The problem —
Search the material for the string "panel", then return every line where it is found.

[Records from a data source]
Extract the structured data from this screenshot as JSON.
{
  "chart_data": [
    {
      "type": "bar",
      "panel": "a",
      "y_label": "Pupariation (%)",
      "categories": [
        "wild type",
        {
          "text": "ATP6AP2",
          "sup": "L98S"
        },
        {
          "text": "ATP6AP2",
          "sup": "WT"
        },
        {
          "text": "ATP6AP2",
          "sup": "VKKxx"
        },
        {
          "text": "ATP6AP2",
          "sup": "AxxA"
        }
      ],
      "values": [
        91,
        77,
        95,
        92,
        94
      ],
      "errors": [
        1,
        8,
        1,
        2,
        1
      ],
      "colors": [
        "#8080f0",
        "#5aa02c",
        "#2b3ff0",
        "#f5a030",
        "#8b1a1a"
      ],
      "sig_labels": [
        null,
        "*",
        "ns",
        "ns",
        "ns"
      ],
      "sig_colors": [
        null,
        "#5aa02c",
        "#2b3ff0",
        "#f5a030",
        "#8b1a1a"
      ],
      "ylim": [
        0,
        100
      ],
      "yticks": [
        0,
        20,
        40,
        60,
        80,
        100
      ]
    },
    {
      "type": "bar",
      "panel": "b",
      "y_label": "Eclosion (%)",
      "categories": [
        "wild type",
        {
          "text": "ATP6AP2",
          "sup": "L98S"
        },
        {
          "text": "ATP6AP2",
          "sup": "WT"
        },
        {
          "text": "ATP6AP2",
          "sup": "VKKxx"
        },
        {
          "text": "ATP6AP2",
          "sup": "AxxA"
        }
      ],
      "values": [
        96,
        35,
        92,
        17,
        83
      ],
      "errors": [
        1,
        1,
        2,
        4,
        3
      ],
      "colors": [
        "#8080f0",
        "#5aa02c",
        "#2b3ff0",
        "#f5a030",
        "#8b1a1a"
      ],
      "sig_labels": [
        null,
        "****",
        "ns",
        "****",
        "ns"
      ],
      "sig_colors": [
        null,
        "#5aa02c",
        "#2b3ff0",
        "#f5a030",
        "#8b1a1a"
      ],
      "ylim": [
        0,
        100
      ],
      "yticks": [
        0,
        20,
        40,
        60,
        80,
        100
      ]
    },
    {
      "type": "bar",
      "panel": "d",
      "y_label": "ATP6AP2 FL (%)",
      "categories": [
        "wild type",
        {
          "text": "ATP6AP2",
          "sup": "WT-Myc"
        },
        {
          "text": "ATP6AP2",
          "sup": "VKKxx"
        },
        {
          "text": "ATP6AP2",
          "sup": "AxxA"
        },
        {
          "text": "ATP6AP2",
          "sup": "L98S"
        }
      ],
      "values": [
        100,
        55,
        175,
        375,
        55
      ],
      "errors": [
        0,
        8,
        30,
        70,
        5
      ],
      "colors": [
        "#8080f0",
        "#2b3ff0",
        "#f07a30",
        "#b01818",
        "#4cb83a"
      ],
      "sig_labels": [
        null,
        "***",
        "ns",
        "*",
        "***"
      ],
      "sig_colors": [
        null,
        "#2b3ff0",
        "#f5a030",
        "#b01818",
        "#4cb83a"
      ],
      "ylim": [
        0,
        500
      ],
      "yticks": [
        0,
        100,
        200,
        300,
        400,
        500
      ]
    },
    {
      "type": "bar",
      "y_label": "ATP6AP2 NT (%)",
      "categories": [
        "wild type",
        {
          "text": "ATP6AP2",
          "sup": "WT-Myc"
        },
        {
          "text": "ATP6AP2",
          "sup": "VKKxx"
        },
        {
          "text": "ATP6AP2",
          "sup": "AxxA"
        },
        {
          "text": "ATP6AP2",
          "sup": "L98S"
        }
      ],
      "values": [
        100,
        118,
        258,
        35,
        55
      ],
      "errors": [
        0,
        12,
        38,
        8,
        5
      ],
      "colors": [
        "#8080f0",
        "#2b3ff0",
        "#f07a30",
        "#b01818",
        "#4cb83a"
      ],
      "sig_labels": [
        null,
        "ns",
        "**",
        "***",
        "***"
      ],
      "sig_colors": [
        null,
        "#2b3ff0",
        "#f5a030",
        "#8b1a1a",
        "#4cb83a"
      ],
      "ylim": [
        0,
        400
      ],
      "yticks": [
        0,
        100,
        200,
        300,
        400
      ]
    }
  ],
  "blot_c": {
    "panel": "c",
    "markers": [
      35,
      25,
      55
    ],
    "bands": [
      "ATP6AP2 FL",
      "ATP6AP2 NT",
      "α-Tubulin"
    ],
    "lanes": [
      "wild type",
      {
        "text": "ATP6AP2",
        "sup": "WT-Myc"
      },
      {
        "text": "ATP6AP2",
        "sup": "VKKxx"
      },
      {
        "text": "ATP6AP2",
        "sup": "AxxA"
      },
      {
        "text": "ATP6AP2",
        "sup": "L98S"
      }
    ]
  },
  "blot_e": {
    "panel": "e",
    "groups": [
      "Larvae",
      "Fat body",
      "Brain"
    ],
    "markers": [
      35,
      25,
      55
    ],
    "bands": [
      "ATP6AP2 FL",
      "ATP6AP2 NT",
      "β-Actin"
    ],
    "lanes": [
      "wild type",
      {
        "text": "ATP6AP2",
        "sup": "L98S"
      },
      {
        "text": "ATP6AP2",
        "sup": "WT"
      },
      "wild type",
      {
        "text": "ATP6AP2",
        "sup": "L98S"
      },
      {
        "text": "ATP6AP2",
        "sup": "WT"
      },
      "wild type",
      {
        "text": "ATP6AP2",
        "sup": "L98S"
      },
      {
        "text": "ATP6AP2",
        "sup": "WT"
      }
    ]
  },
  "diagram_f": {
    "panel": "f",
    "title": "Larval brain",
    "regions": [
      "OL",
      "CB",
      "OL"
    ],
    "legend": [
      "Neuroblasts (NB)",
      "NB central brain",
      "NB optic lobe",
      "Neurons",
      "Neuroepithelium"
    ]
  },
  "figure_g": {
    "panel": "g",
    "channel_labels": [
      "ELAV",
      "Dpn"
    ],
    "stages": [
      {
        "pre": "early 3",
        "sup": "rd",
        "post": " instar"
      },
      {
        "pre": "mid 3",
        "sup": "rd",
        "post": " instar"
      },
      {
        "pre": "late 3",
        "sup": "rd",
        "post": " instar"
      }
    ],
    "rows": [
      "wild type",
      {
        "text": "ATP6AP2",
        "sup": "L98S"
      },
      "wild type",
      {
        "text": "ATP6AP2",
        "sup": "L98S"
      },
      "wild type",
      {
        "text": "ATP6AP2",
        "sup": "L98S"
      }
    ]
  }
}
--
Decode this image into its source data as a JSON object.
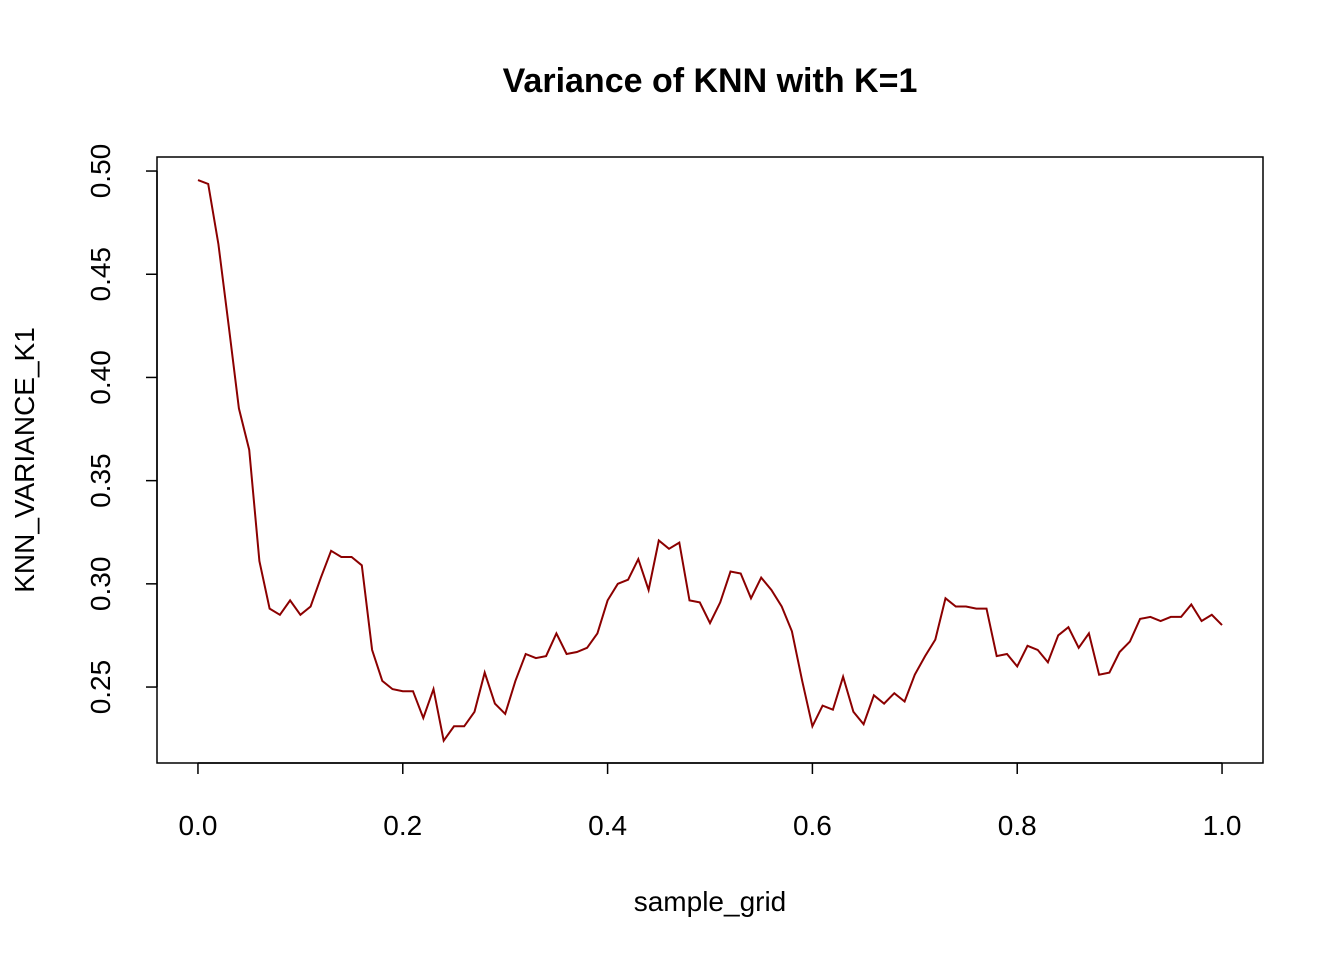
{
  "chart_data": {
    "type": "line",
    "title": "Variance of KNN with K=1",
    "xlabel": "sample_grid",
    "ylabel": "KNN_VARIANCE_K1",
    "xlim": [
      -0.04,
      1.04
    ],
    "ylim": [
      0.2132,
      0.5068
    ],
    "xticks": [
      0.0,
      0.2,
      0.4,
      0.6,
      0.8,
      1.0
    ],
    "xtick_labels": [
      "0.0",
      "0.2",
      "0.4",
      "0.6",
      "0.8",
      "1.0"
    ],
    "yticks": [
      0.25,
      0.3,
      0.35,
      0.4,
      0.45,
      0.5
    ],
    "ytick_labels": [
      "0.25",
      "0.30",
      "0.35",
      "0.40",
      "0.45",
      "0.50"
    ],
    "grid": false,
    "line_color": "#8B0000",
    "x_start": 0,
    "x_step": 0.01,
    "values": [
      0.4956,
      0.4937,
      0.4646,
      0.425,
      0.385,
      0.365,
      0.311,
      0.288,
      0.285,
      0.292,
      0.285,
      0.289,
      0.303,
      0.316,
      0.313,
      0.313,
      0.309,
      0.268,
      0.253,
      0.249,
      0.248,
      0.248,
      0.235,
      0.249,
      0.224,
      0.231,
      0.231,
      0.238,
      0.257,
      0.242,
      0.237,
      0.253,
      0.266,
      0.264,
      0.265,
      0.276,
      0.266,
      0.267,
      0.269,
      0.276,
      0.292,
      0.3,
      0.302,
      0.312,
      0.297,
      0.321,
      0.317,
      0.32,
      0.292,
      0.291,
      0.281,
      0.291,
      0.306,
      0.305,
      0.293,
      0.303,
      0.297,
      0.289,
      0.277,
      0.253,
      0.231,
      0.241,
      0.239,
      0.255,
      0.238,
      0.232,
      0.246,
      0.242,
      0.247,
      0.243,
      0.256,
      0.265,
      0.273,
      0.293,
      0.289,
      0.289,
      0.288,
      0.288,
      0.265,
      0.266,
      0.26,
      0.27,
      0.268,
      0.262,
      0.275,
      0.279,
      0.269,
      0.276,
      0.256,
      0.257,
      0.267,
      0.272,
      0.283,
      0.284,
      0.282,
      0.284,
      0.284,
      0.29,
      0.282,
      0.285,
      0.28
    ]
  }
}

Answer for the task —
      "panel": "a",
      "panel": "b",
      "panel": "d",
    "panel": "c",
    "panel": "e",
    "panel": "f",
    "panel": "g",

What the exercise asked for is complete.